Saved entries
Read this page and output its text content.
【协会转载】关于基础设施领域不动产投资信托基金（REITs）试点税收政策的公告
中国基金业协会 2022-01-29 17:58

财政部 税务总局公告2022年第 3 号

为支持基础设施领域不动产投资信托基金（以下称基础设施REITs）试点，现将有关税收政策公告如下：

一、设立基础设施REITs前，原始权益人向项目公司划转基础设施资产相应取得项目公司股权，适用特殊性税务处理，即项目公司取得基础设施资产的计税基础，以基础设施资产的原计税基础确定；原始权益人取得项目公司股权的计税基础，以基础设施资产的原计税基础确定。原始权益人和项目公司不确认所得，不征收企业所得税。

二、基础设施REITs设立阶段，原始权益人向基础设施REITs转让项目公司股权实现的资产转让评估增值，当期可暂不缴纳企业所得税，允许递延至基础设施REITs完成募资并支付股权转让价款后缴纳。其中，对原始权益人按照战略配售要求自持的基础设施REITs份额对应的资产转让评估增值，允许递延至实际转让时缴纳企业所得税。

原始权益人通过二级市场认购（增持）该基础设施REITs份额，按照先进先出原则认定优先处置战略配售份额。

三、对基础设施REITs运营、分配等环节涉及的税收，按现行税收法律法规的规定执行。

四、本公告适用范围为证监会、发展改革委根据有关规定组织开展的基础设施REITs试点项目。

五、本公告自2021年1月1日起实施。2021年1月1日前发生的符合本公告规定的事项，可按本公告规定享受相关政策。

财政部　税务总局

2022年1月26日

==

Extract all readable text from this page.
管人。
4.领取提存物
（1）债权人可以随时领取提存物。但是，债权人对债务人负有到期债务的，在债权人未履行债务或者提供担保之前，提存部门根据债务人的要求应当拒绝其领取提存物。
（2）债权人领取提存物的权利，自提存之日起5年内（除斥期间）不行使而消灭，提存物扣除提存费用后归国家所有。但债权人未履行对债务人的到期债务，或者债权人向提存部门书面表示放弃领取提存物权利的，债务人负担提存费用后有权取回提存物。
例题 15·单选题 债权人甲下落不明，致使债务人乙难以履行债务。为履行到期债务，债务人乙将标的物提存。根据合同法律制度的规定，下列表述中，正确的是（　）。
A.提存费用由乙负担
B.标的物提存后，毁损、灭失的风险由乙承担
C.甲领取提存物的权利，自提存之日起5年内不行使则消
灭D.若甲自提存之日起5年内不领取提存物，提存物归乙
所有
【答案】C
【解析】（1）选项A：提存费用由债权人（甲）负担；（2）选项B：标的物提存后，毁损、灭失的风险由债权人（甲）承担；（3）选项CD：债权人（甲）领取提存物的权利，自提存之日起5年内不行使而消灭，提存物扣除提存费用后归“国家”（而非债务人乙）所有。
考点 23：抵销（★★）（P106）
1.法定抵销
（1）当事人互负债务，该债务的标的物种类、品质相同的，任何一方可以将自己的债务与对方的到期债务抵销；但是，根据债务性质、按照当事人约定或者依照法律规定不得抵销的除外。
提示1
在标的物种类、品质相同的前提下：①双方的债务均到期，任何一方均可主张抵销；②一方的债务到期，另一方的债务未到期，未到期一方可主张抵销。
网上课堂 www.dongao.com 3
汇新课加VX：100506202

WHAT TO WORK ON
Out of the material above, select every line that holds the string "this".

FULL ANSWER
Read this page and output its text content.
Extract all readable text from this page.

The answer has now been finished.